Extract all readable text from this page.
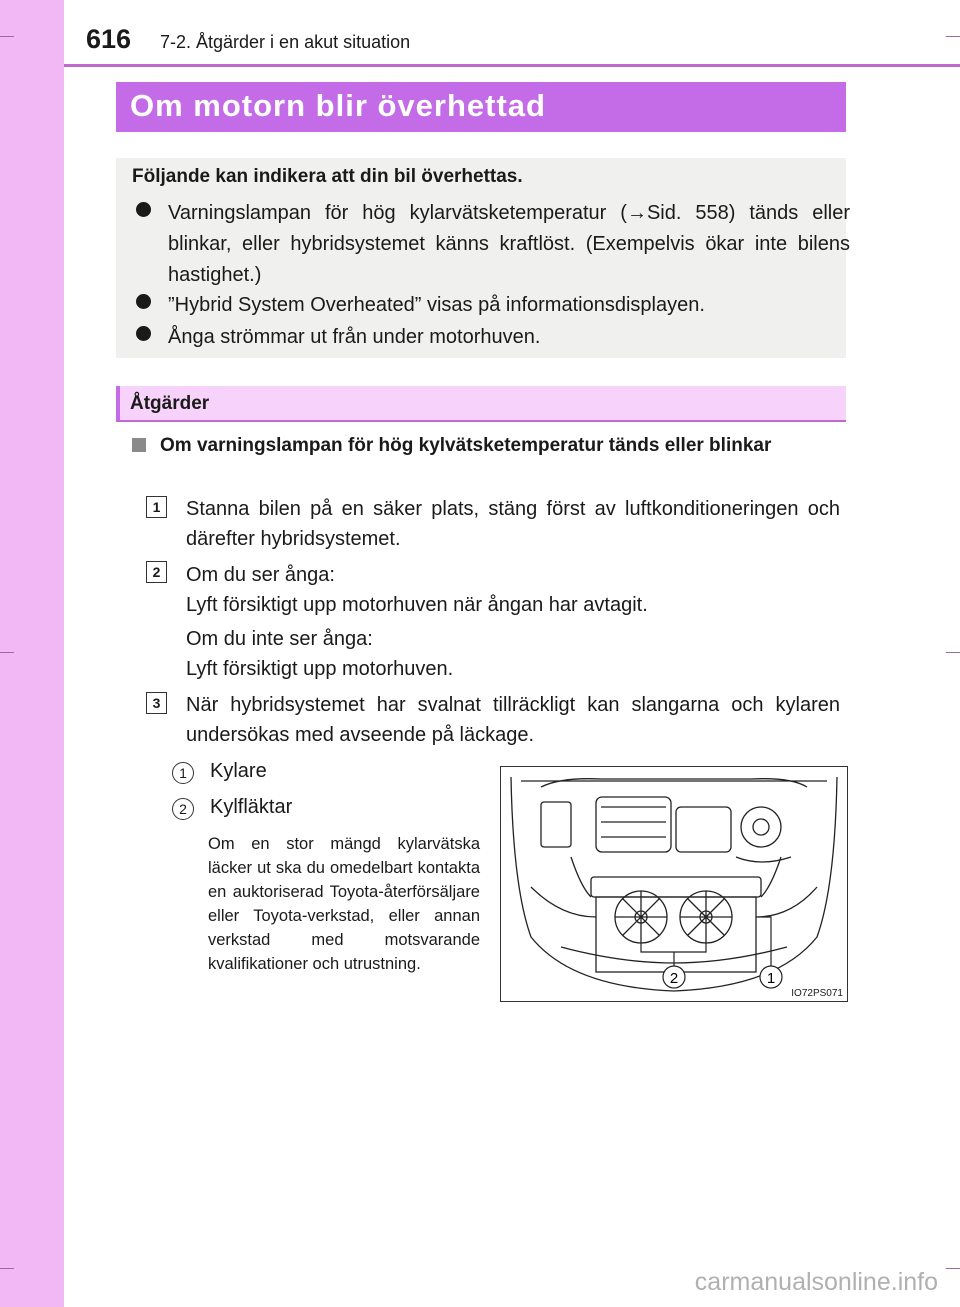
616 7-2. Åtgärder i en akut situation
Om motorn blir överhettad
Följande kan indikera att din bil överhettas.
Varningslampan för hög kylarvätsketemperatur (→Sid. 558) tänds eller blinkar, eller hybridsystemet känns kraftlöst. (Exempelvis ökar inte bilens hastighet.)
”Hybrid System Overheated” visas på informationsdisplayen.
Ånga strömmar ut från under motorhuven.
Åtgärder
Om varningslampan för hög kylvätsketemperatur tänds eller blinkar
1	Stanna bilen på en säker plats, stäng först av luftkonditioneringen och därefter hybridsystemet.
2	Om du ser ånga:
Lyft försiktigt upp motorhuven när ångan har avtagit.
Om du inte ser ånga:
Lyft försiktigt upp motorhuven.
3	När hybridsystemet har svalnat tillräckligt kan slangarna och kylaren undersökas med avseende på läckage.
1	Kylare
2	Kylfläktar
Om en stor mängd kylarvätska läcker ut ska du omedelbart kontakta en auktoriserad Toyota-återförsäljare eller Toyota-verkstad, eller annan verkstad med motsvarande kvalifikationer och utrustning.
2	1
IO72PS071
carmanualsonline.info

• Given instruction
Copy the records exactly. Skip the pictures.

• Correct output
Extract all readable text from this page.
616 7-2. Åtgärder i en akut situation
Om motorn blir överhettad
Följande kan indikera att din bil överhettas.
Varningslampan för hög kylarvätsketemperatur (→Sid. 558) tänds eller blinkar, eller hybridsystemet känns kraftlöst. (Exempelvis ökar inte bilens hastighet.)
”Hybrid System Overheated” visas på informationsdisplayen.
Ånga strömmar ut från under motorhuven.
Åtgärder
Om varningslampan för hög kylvätsketemperatur tänds eller blinkar
1	Stanna bilen på en säker plats, stäng först av luftkonditioneringen och därefter hybridsystemet.
2	Om du ser ånga:
Lyft försiktigt upp motorhuven när ångan har avtagit.
Om du inte ser ånga:
Lyft försiktigt upp motorhuven.
3	När hybridsystemet har svalnat tillräckligt kan slangarna och kylaren undersökas med avseende på läckage.
1	Kylare
2	Kylfläktar
Om en stor mängd kylarvätska läcker ut ska du omedelbart kontakta en auktoriserad Toyota-återförsäljare eller Toyota-verkstad, eller annan verkstad med motsvarande kvalifikationer och utrustning.
2	1
IO72PS071
carmanualsonline.info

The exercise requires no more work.